Start TEXT EXTRACT
England certainly would. Becuase when Engalnd beat Indian in the final test of 2005/06 tour to draw that series. With a full-strenght pace attack on a Mumbai pitch offering the kind of assistance to fast-bowlers that you would not expect from an Indian pitch - but rather in English conditions.

Their is no way Indian would have won in England 2007, if England had a full-strenght pace attack. In English conditions where they could have exposed India's hsitorical weakness to extra bounce - plus the moving ball.



I'm sorry, buddy, but I don't believe in fortune-telling. If you could so easily predict that "India would never have won" based on a few players, then I'm sure you would have predicted Zaheer's 6-for as well, right? Cricket isn't just about the right players showing up in their whites. That's why it's Test cricket. When Australia went with their all pace attack in the Perth test match last time we were down under, everyone expected India to have no chance to win. Tait was expected to bounce us out. In the end we won the game pretty comfortably. So forgive me, but I don't count hypotheticals as a valid argument.

The only reason AUS didn't bounce India out in that test is because the pitch played different to what was expected. The pre-match hype was the pitch would have alot of bounce - thats why AUS picked Tait. The pitch eneded up being fairly flat, so AUS couldn' test IND with bounce as they wanted.

But i dont discredit IND win in that test or nothing. They just adapted to conditons better than AUS. Since AUS all-pace attack (except for Lee & Clark) ended bowling poorly.
End TEXT EXTRACT
Start DATASET SECTION
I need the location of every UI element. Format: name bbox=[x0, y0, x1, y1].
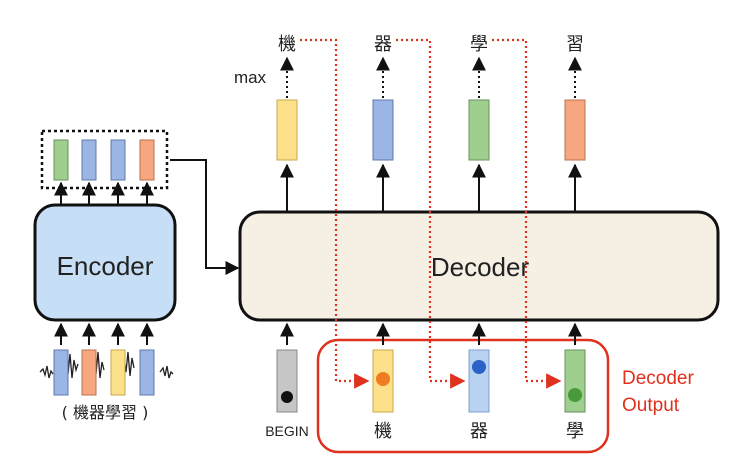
End DATASET SECTION
--- GOALS ---
A – In the cricket discussion text, why did Australia pick Tait for the Perth test?
B – Extend the cricket discussion text from its final sentence onward.

--- IN RESPONSE ---
A – The pre-match hype said the pitch would have a lot of bounce.

B –
Since The Ashes:
Lost 2-0 in Pakistan
Drew 1-1 in India
Drew 1-1 vs. Sri Lanka
Won 3-0 vs. Pakistan
Lost 5-0 in Australia
Won 3-0 vs. West Indies
Lost 1-0 vs. India

England had only dropped 1 Test at home since the 2005 Ashes and before the India series. They had drawn against the Lankans 1-1 and swept both Pakistan and West Indies. In fact, going into the India series, I believe England were unbeaten in their last 8 home Test matches.



- England should have beaten SRI in that 2006, bowled poorly in the first test. SRI got a tuner in the final test & managed to draw that series as Murali spun webs around Englad.

- they beat a PAK team @ home 2006 that was missing their first choice pace attack. Plus ENG had our pace attack depleted as well.

- Beaitng a joke windies team (one of the worse to tour ENG in my lifetime) meant nothing.

Plus as i said before overall as i said before immediately after the Ashes going into the IND series & beyond up until 2009. Vaughan had a career threating knee injured that crippled him forver. Trescothick developed a horrible mental case, Flintoff our inspirational all-rounder was always injured. Jones was out too. England dont exactly have a fantastic talent depth pool, so losing so many quality player was crucial. Thats fairly obvious.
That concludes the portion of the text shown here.